- _EXERCISE PROMPT_
Isolate every line in the records below with "如需改动" in it.
++++++
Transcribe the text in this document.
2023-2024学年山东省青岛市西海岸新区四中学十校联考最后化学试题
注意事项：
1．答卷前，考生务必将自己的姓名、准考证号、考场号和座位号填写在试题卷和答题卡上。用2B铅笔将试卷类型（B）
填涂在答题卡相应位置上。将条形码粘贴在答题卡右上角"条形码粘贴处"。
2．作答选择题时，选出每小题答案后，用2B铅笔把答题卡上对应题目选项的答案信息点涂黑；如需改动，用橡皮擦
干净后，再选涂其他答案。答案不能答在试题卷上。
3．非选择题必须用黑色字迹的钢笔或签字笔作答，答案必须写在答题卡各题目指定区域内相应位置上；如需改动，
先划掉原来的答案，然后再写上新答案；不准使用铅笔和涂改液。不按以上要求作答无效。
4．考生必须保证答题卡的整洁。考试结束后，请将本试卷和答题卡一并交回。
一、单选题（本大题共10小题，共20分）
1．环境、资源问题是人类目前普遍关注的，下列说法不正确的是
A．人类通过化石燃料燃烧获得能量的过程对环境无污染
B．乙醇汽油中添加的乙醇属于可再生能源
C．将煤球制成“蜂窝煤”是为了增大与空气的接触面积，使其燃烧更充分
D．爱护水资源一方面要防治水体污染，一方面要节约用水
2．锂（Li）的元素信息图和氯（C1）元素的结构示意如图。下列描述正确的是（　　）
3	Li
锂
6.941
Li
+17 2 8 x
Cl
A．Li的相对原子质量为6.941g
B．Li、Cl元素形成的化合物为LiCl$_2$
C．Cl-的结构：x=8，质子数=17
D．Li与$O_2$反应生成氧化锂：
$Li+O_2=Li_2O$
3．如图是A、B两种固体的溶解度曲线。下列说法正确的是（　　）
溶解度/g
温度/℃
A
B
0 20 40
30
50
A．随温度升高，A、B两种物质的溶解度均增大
++++++
- _TASK ANSWER_
2．作答选择题时，选出每小题答案后，用2B铅笔把答题卡上对应题目选项的答案信息点涂黑；如需改动，用橡皮擦
3．非选择题必须用黑色字迹的钢笔或签字笔作答，答案必须写在答题卡各题目指定区域内相应位置上；如需改动，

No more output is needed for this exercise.